Extracted data entries
● ● ● ● ●
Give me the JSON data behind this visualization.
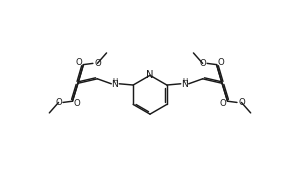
{
  "bg": "#ffffff",
  "lc": "#1a1a1a",
  "lw": 1.05,
  "fs": 6.2,
  "fig_w": 3.0,
  "fig_h": 1.82,
  "dpi": 100,
  "xlim": [
    -1,
    11
  ],
  "ylim": [
    -0.5,
    6.5
  ]
}
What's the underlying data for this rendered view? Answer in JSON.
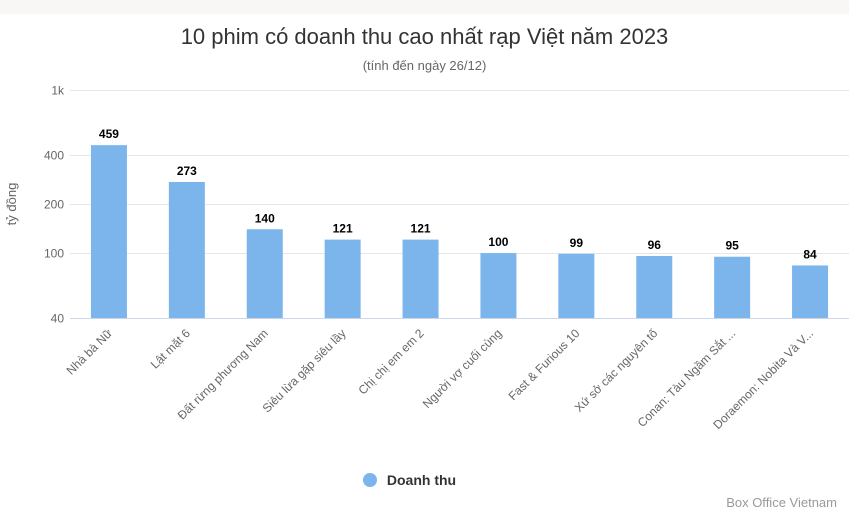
{
  "chart_data": {
    "type": "bar",
    "title": "10 phim có doanh thu cao nhất rạp Việt năm 2023",
    "subtitle": "(tính đến ngày 26/12)",
    "ylabel": "tỷ đồng",
    "xlabel": "",
    "y_scale": "log",
    "ylim": [
      40,
      1000
    ],
    "y_ticks": [
      40,
      100,
      200,
      400,
      1000
    ],
    "y_tick_labels": [
      "40",
      "100",
      "200",
      "400",
      "1k"
    ],
    "categories": [
      "Nhà bà Nữ",
      "Lật mặt 6",
      "Đất rừng phương Nam",
      "Siêu lừa gặp siêu lầy",
      "Chị chị em em 2",
      "Người vợ cuối cùng",
      "Fast & Furious 10",
      "Xứ sở các nguyên tố",
      "Conan: Tàu Ngầm Sắt ...",
      "Doraemon: Nobita Và V..."
    ],
    "series": [
      {
        "name": "Doanh thu",
        "values": [
          459,
          273,
          140,
          121,
          121,
          100,
          99,
          96,
          95,
          84
        ]
      }
    ],
    "data_labels": [
      "459",
      "273",
      "140",
      "121",
      "121",
      "100",
      "99",
      "96",
      "95",
      "84"
    ],
    "grid": true,
    "legend_position": "bottom",
    "bar_color": "#7cb5ec",
    "credits": "Box Office Vietnam"
  }
}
● ● ● ● ●
Across the data, tally the lines containing "JSON" and give back the number alone.

2